### Aim
Reproduce every one of the lines below word for word, but leave out the picture.

-------- Given records --------

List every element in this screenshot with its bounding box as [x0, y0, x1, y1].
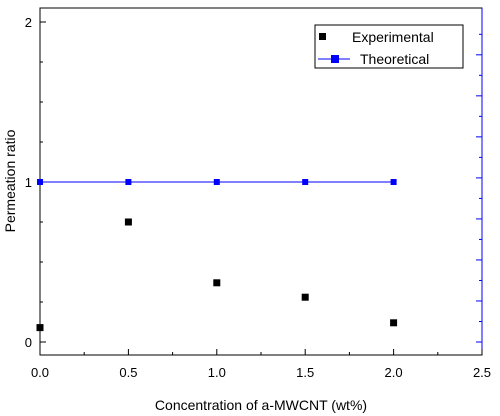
data-point-theoretical [302, 179, 309, 185]
x-tick-label: 1.0 [208, 365, 226, 380]
x-tick-label: 0.0 [31, 365, 49, 380]
minor-ticks [40, 61, 439, 355]
data-point-experimental [301, 293, 309, 301]
right-axis-ticks [476, 33, 482, 343]
data-point-experimental [124, 218, 132, 226]
data-point-theoretical [390, 179, 397, 185]
y-tick-label: 1 [25, 175, 32, 190]
data-point-theoretical [213, 179, 220, 185]
y-tick-label: 2 [25, 15, 32, 30]
data-point-theoretical [37, 179, 43, 185]
data-point-experimental [36, 324, 44, 332]
series-layer [36, 179, 398, 332]
x-axis-title: Concentration of a-MWCNT (wt%) [155, 397, 367, 413]
legend-label-theoretical: Theoretical [360, 51, 429, 67]
data-point-experimental [213, 279, 221, 287]
legend: Experimental Theoretical [314, 24, 464, 69]
legend-marker-experimental [319, 33, 326, 40]
x-tick-label: 2.0 [385, 365, 403, 380]
y-tick-label: 0 [25, 335, 32, 350]
x-axis-ticks: 0.0 0.5 1.0 1.5 2.0 2.5 [31, 349, 491, 380]
x-tick-label: 0.5 [119, 365, 137, 380]
legend-label-experimental: Experimental [352, 29, 434, 45]
x-tick-label: 1.5 [296, 365, 314, 380]
x-tick-label: 2.5 [473, 365, 491, 380]
legend-marker-theoretical [331, 55, 339, 63]
data-point-experimental [390, 319, 398, 327]
legend-box [314, 24, 464, 69]
y-axis-title: Permeation ratio [2, 129, 18, 232]
data-point-theoretical [125, 179, 132, 185]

--------

### Exercise answer
List every element in this screenshot with its bounding box as [x0, y0, x1, y1].
data-point-theoretical [302, 179, 309, 185]
x-tick-label: 1.0 [208, 365, 226, 380]
x-tick-label: 0.0 [31, 365, 49, 380]
minor-ticks [40, 61, 439, 355]
data-point-experimental [301, 293, 309, 301]
right-axis-ticks [476, 33, 482, 343]
data-point-experimental [124, 218, 132, 226]
data-point-theoretical [390, 179, 397, 185]
y-tick-label: 1 [25, 175, 32, 190]
data-point-theoretical [213, 179, 220, 185]
y-tick-label: 2 [25, 15, 32, 30]
data-point-theoretical [37, 179, 43, 185]
data-point-experimental [36, 324, 44, 332]
series-layer [36, 179, 398, 332]
x-axis-title: Concentration of a-MWCNT (wt%) [155, 397, 367, 413]
legend-label-theoretical: Theoretical [360, 51, 429, 67]
data-point-experimental [213, 279, 221, 287]
legend: Experimental Theoretical [314, 24, 464, 69]
legend-marker-experimental [319, 33, 326, 40]
x-tick-label: 2.0 [385, 365, 403, 380]
y-tick-label: 0 [25, 335, 32, 350]
x-axis-ticks: 0.0 0.5 1.0 1.5 2.0 2.5 [31, 349, 491, 380]
x-tick-label: 0.5 [119, 365, 137, 380]
legend-label-experimental: Experimental [352, 29, 434, 45]
x-tick-label: 1.5 [296, 365, 314, 380]
x-tick-label: 2.5 [473, 365, 491, 380]
legend-marker-theoretical [331, 55, 339, 63]
data-point-experimental [390, 319, 398, 327]
legend-box [314, 24, 464, 69]
y-axis-title: Permeation ratio [2, 129, 18, 232]
data-point-theoretical [125, 179, 132, 185]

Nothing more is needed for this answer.